* **What you have to do**: Copy out each of the following items word for word, keeping every line unchanged.

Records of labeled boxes
-=-=-=-=-

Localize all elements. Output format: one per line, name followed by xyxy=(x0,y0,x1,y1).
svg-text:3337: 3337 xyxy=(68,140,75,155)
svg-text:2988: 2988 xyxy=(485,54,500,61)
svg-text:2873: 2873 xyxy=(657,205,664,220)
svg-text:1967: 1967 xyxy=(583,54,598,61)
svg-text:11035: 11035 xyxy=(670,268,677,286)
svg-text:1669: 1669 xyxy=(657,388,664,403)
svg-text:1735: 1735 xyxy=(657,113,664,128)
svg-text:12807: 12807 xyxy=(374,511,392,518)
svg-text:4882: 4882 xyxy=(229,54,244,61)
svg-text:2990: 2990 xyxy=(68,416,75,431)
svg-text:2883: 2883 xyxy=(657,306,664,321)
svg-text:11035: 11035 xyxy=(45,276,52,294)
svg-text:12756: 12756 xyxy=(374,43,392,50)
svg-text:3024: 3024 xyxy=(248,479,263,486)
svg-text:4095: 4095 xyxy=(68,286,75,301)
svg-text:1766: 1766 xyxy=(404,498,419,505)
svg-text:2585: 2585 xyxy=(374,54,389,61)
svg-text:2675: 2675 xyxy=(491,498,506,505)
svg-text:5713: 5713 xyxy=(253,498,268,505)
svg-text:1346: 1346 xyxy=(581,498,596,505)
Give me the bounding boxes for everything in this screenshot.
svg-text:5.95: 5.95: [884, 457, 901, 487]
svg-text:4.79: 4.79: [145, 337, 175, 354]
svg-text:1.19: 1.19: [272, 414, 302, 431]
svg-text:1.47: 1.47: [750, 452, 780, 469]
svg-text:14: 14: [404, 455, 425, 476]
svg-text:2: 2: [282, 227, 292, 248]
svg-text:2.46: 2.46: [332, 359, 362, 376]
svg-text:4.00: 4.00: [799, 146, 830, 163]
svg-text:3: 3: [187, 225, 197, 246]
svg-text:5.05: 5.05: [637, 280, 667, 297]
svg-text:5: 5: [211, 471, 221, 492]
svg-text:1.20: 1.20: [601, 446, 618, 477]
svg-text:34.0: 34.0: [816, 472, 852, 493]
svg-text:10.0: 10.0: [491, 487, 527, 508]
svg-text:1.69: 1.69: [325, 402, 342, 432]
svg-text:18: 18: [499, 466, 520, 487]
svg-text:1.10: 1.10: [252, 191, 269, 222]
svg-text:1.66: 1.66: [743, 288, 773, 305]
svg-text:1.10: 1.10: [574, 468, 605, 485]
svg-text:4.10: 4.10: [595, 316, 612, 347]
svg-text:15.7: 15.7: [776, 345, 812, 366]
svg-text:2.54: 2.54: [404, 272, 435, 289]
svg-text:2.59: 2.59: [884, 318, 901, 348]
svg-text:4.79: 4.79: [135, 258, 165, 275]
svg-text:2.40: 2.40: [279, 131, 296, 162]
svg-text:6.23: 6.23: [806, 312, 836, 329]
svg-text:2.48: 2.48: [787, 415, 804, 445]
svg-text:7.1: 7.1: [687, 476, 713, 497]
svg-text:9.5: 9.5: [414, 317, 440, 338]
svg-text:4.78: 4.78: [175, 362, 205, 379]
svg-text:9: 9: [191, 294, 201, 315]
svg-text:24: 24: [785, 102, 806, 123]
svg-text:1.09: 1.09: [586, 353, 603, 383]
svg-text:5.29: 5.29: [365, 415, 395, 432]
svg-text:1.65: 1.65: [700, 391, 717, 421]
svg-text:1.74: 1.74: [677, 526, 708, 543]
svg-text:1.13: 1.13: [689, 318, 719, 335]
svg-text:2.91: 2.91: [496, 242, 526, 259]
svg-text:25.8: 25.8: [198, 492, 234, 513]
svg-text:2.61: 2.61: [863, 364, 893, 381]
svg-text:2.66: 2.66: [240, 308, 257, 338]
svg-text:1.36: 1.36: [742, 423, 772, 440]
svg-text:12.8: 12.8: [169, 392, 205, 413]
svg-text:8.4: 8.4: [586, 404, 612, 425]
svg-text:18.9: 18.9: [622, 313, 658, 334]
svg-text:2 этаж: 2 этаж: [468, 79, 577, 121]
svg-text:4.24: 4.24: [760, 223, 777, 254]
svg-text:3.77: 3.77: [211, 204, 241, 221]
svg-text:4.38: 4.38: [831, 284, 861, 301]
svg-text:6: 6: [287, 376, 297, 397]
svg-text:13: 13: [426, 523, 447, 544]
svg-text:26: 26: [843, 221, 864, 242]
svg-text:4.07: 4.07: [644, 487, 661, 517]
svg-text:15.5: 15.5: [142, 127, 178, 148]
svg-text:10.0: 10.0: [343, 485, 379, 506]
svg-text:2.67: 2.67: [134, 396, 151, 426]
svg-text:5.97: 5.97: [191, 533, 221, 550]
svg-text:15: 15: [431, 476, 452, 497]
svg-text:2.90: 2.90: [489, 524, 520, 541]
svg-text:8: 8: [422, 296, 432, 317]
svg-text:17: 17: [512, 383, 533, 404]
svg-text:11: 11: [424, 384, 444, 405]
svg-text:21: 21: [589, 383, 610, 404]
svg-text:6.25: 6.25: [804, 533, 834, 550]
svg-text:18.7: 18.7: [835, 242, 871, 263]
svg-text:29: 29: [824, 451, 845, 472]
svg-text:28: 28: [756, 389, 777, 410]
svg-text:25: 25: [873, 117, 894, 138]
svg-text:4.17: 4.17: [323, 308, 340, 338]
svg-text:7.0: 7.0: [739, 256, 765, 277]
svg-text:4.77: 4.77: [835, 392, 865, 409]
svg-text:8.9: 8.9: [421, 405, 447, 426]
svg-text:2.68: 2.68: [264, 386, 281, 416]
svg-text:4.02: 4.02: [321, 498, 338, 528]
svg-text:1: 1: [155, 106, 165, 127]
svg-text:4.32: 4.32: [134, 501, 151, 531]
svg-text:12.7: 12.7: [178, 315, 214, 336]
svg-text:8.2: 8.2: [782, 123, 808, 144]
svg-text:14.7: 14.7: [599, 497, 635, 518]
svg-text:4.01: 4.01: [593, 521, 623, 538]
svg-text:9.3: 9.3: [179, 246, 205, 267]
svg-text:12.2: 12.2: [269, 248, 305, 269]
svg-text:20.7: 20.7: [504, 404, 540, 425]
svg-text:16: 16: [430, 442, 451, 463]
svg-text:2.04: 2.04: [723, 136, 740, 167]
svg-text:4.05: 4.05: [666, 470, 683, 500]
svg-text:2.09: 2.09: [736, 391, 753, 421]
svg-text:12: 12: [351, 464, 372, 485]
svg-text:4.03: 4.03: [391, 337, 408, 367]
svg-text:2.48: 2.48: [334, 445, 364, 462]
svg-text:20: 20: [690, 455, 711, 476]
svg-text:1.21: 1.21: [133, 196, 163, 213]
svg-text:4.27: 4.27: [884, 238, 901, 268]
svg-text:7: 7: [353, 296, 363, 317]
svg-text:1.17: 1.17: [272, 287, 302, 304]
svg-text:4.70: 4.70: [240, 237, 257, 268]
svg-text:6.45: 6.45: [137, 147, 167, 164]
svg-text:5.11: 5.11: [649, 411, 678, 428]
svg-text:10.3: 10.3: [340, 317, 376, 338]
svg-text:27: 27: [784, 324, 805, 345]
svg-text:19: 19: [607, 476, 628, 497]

-=-=-=-=-

* **Worked solution**:
Localize all elements. Output format: one per line, name followed by xyxy=(x0,y0,x1,y1).
svg-text:3337: 3337 xyxy=(68,140,75,155)
svg-text:2988: 2988 xyxy=(485,54,500,61)
svg-text:2873: 2873 xyxy=(657,205,664,220)
svg-text:1967: 1967 xyxy=(583,54,598,61)
svg-text:11035: 11035 xyxy=(670,268,677,286)
svg-text:1669: 1669 xyxy=(657,388,664,403)
svg-text:1735: 1735 xyxy=(657,113,664,128)
svg-text:12807: 12807 xyxy=(374,511,392,518)
svg-text:4882: 4882 xyxy=(229,54,244,61)
svg-text:2990: 2990 xyxy=(68,416,75,431)
svg-text:2883: 2883 xyxy=(657,306,664,321)
svg-text:11035: 11035 xyxy=(45,276,52,294)
svg-text:12756: 12756 xyxy=(374,43,392,50)
svg-text:3024: 3024 xyxy=(248,479,263,486)
svg-text:4095: 4095 xyxy=(68,286,75,301)
svg-text:1766: 1766 xyxy=(404,498,419,505)
svg-text:2585: 2585 xyxy=(374,54,389,61)
svg-text:2675: 2675 xyxy=(491,498,506,505)
svg-text:5713: 5713 xyxy=(253,498,268,505)
svg-text:1346: 1346 xyxy=(581,498,596,505)
Give me the bounding boxes for everything in this screenshot.
svg-text:5.95: 5.95: [884, 457, 901, 487]
svg-text:4.79: 4.79: [145, 337, 175, 354]
svg-text:1.19: 1.19: [272, 414, 302, 431]
svg-text:1.47: 1.47: [750, 452, 780, 469]
svg-text:14: 14: [404, 455, 425, 476]
svg-text:2: 2: [282, 227, 292, 248]
svg-text:2.46: 2.46: [332, 359, 362, 376]
svg-text:4.00: 4.00: [799, 146, 830, 163]
svg-text:3: 3: [187, 225, 197, 246]
svg-text:5.05: 5.05: [637, 280, 667, 297]
svg-text:5: 5: [211, 471, 221, 492]
svg-text:1.20: 1.20: [601, 446, 618, 477]
svg-text:34.0: 34.0: [816, 472, 852, 493]
svg-text:10.0: 10.0: [491, 487, 527, 508]
svg-text:1.69: 1.69: [325, 402, 342, 432]
svg-text:18: 18: [499, 466, 520, 487]
svg-text:1.10: 1.10: [252, 191, 269, 222]
svg-text:1.66: 1.66: [743, 288, 773, 305]
svg-text:1.10: 1.10: [574, 468, 605, 485]
svg-text:4.10: 4.10: [595, 316, 612, 347]
svg-text:15.7: 15.7: [776, 345, 812, 366]
svg-text:2.54: 2.54: [404, 272, 435, 289]
svg-text:2.59: 2.59: [884, 318, 901, 348]
svg-text:4.79: 4.79: [135, 258, 165, 275]
svg-text:2.40: 2.40: [279, 131, 296, 162]
svg-text:6.23: 6.23: [806, 312, 836, 329]
svg-text:2.48: 2.48: [787, 415, 804, 445]
svg-text:7.1: 7.1: [687, 476, 713, 497]
svg-text:9.5: 9.5: [414, 317, 440, 338]
svg-text:4.78: 4.78: [175, 362, 205, 379]
svg-text:9: 9: [191, 294, 201, 315]
svg-text:24: 24: [785, 102, 806, 123]
svg-text:1.09: 1.09: [586, 353, 603, 383]
svg-text:5.29: 5.29: [365, 415, 395, 432]
svg-text:1.65: 1.65: [700, 391, 717, 421]
svg-text:1.74: 1.74: [677, 526, 708, 543]
svg-text:1.13: 1.13: [689, 318, 719, 335]
svg-text:2.91: 2.91: [496, 242, 526, 259]
svg-text:25.8: 25.8: [198, 492, 234, 513]
svg-text:2.61: 2.61: [863, 364, 893, 381]
svg-text:2.66: 2.66: [240, 308, 257, 338]
svg-text:1.36: 1.36: [742, 423, 772, 440]
svg-text:12.8: 12.8: [169, 392, 205, 413]
svg-text:8.4: 8.4: [586, 404, 612, 425]
svg-text:18.9: 18.9: [622, 313, 658, 334]
svg-text:2 этаж: 2 этаж: [468, 79, 577, 121]
svg-text:4.24: 4.24: [760, 223, 777, 254]
svg-text:3.77: 3.77: [211, 204, 241, 221]
svg-text:4.38: 4.38: [831, 284, 861, 301]
svg-text:6: 6: [287, 376, 297, 397]
svg-text:13: 13: [426, 523, 447, 544]
svg-text:26: 26: [843, 221, 864, 242]
svg-text:4.07: 4.07: [644, 487, 661, 517]
svg-text:15.5: 15.5: [142, 127, 178, 148]
svg-text:10.0: 10.0: [343, 485, 379, 506]
svg-text:2.67: 2.67: [134, 396, 151, 426]
svg-text:5.97: 5.97: [191, 533, 221, 550]
svg-text:15: 15: [431, 476, 452, 497]
svg-text:2.90: 2.90: [489, 524, 520, 541]
svg-text:8: 8: [422, 296, 432, 317]
svg-text:17: 17: [512, 383, 533, 404]
svg-text:11: 11: [424, 384, 444, 405]
svg-text:21: 21: [589, 383, 610, 404]
svg-text:6.25: 6.25: [804, 533, 834, 550]
svg-text:18.7: 18.7: [835, 242, 871, 263]
svg-text:29: 29: [824, 451, 845, 472]
svg-text:28: 28: [756, 389, 777, 410]
svg-text:25: 25: [873, 117, 894, 138]
svg-text:4.17: 4.17: [323, 308, 340, 338]
svg-text:7.0: 7.0: [739, 256, 765, 277]
svg-text:4.77: 4.77: [835, 392, 865, 409]
svg-text:8.9: 8.9: [421, 405, 447, 426]
svg-text:2.68: 2.68: [264, 386, 281, 416]
svg-text:4.02: 4.02: [321, 498, 338, 528]
svg-text:1: 1: [155, 106, 165, 127]
svg-text:4.32: 4.32: [134, 501, 151, 531]
svg-text:12.7: 12.7: [178, 315, 214, 336]
svg-text:8.2: 8.2: [782, 123, 808, 144]
svg-text:14.7: 14.7: [599, 497, 635, 518]
svg-text:4.01: 4.01: [593, 521, 623, 538]
svg-text:9.3: 9.3: [179, 246, 205, 267]
svg-text:12.2: 12.2: [269, 248, 305, 269]
svg-text:20.7: 20.7: [504, 404, 540, 425]
svg-text:16: 16: [430, 442, 451, 463]
svg-text:2.04: 2.04: [723, 136, 740, 167]
svg-text:4.05: 4.05: [666, 470, 683, 500]
svg-text:2.09: 2.09: [736, 391, 753, 421]
svg-text:12: 12: [351, 464, 372, 485]
svg-text:4.03: 4.03: [391, 337, 408, 367]
svg-text:2.48: 2.48: [334, 445, 364, 462]
svg-text:20: 20: [690, 455, 711, 476]
svg-text:1.21: 1.21: [133, 196, 163, 213]
svg-text:4.27: 4.27: [884, 238, 901, 268]
svg-text:7: 7: [353, 296, 363, 317]
svg-text:1.17: 1.17: [272, 287, 302, 304]
svg-text:4.70: 4.70: [240, 237, 257, 268]
svg-text:6.45: 6.45: [137, 147, 167, 164]
svg-text:5.11: 5.11: [649, 411, 678, 428]
svg-text:10.3: 10.3: [340, 317, 376, 338]
svg-text:27: 27: [784, 324, 805, 345]
svg-text:19: 19: [607, 476, 628, 497]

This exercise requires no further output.